**What needs to be done:**
From the entries below, gather every line containing the string "services".

** Start Supplied material **

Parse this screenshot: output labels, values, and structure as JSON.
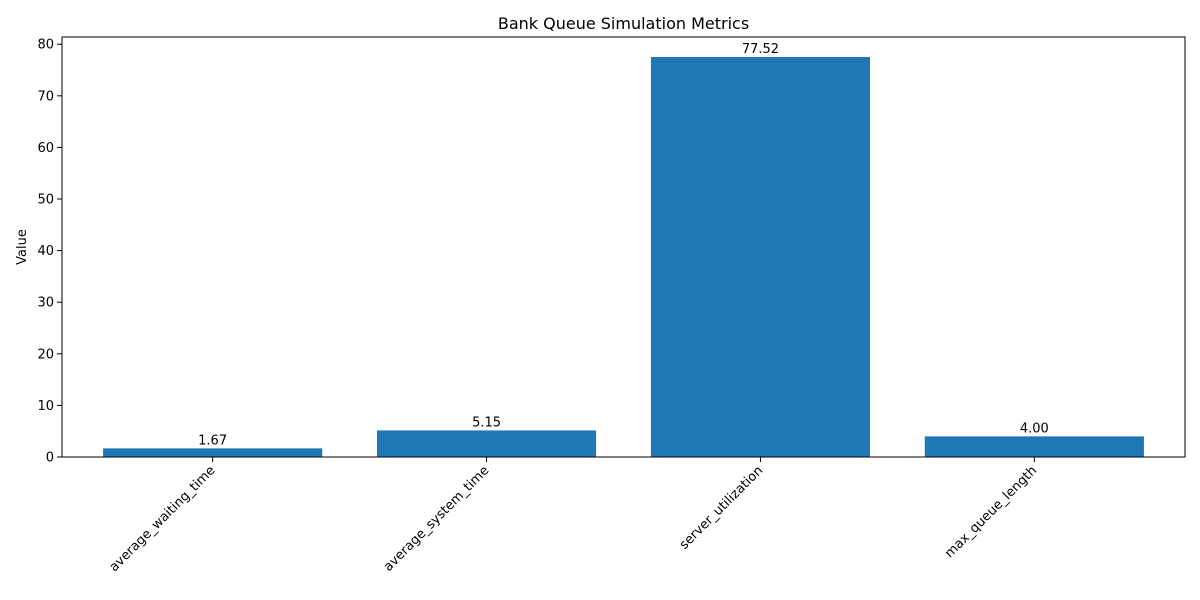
{
  "chart_data": {
    "type": "bar",
    "title": "Bank Queue Simulation Metrics",
    "xlabel": "",
    "ylabel": "Value",
    "categories": [
      "average_waiting_time",
      "average_system_time",
      "server_utilization",
      "max_queue_length"
    ],
    "values": [
      1.67,
      5.15,
      77.52,
      4.0
    ],
    "data_labels": [
      "1.67",
      "5.15",
      "77.52",
      "4.00"
    ],
    "yticks": [
      0,
      10,
      20,
      30,
      40,
      50,
      60,
      70,
      80
    ],
    "ylim": [
      0,
      81.4
    ],
    "grid": false,
    "bar_color": "#1f77b4"
  }
}
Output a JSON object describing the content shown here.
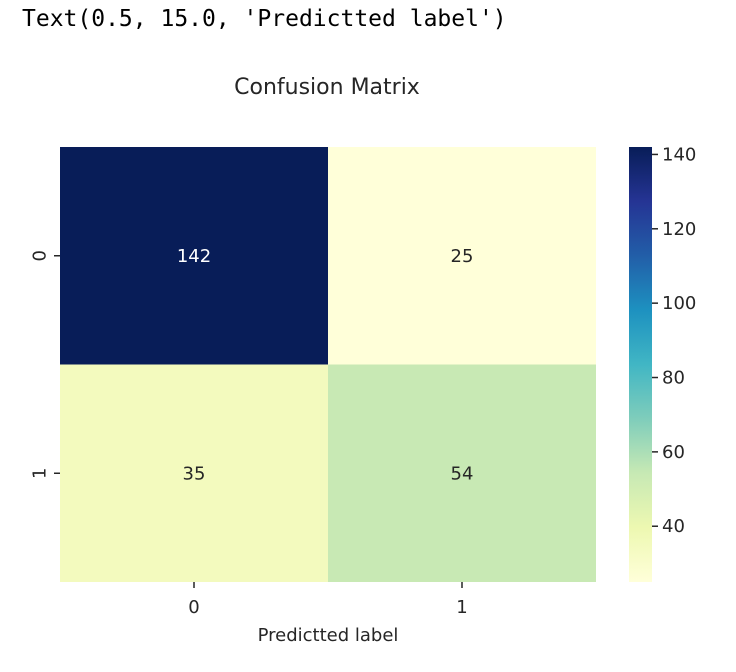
{
  "output": {
    "text": "Text(0.5, 15.0, 'Predictted label')"
  },
  "chart_data": {
    "type": "heatmap",
    "title": "Confusion Matrix",
    "xlabel": "Predictted label",
    "ylabel": "",
    "x_categories": [
      "0",
      "1"
    ],
    "y_categories": [
      "0",
      "1"
    ],
    "values": [
      [
        142,
        25
      ],
      [
        35,
        54
      ]
    ],
    "annotations": true,
    "colormap": "YlGnBu",
    "colorbar": {
      "min": 25,
      "max": 142,
      "ticks": [
        40,
        60,
        80,
        100,
        120,
        140
      ]
    },
    "grid": false,
    "colors": {
      "cell_low": "#ffffd9",
      "cell_high": "#081d58"
    }
  }
}
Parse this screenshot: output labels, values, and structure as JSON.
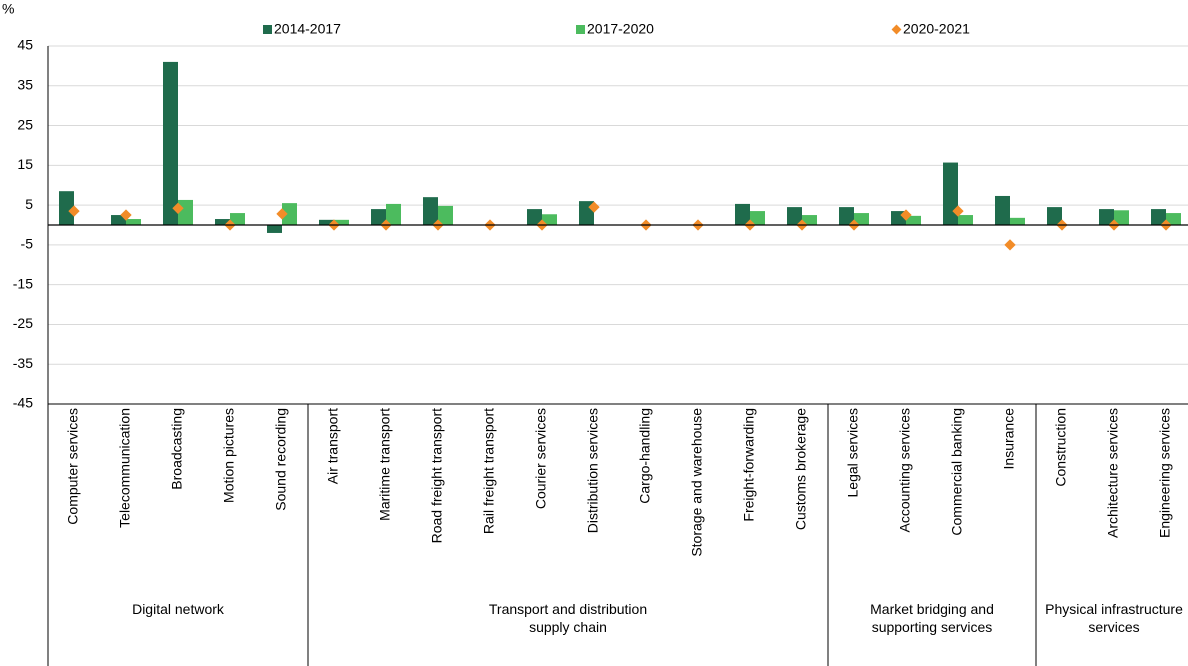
{
  "chart_data": {
    "type": "bar",
    "y_label": "%",
    "categories": [
      "Computer services",
      "Telecommunication",
      "Broadcasting",
      "Motion pictures",
      "Sound recording",
      "Air transport",
      "Maritime transport",
      "Road freight transport",
      "Rail freight transport",
      "Courier services",
      "Distribution services",
      "Cargo-handling",
      "Storage and warehouse",
      "Freight-forwarding",
      "Customs brokerage",
      "Legal services",
      "Accounting services",
      "Commercial banking",
      "Insurance",
      "Construction",
      "Architecture services",
      "Engineering services"
    ],
    "groups": [
      {
        "label": "Digital network",
        "span": 5
      },
      {
        "label": "Transport and distribution supply chain",
        "span": 10
      },
      {
        "label": "Market bridging and supporting services",
        "span": 4
      },
      {
        "label": "Physical infrastructure services",
        "span": 3
      }
    ],
    "series": [
      {
        "name": "2014-2017",
        "color": "#1f6b4c",
        "mark": "bar",
        "values": [
          8.5,
          2.5,
          41,
          1.5,
          -2,
          1.3,
          4,
          7,
          0,
          4,
          6,
          0,
          0,
          5.3,
          4.5,
          4.5,
          3.5,
          15.7,
          7.3,
          4.5,
          4,
          4
        ]
      },
      {
        "name": "2017-2020",
        "color": "#4cbb5e",
        "mark": "bar",
        "values": [
          0,
          1.5,
          6.3,
          3,
          5.5,
          1.3,
          5.3,
          4.8,
          0,
          2.7,
          0,
          0,
          0,
          3.5,
          2.5,
          3,
          2.3,
          2.5,
          1.8,
          0,
          3.7,
          3
        ]
      },
      {
        "name": "2020-2021",
        "color": "#f28c28",
        "mark": "diamond",
        "values": [
          3.5,
          2.5,
          4.2,
          0,
          2.8,
          0,
          0,
          0,
          0,
          0,
          4.5,
          0,
          0,
          0,
          0,
          0,
          2.5,
          3.5,
          -5,
          0,
          0,
          0
        ]
      }
    ],
    "ylim": [
      -45,
      45
    ],
    "yticks": [
      -45,
      -35,
      -25,
      -15,
      -5,
      5,
      15,
      25,
      35,
      45
    ],
    "grid": true
  }
}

** End Supplied material **

**Right answer:**
      "Computer services",
      "Courier services",
      "Distribution services",
      "Legal services",
      "Accounting services",
      "Architecture services",
      "Engineering services"
        "label": "Market bridging and supporting services",
        "label": "Physical infrastructure services",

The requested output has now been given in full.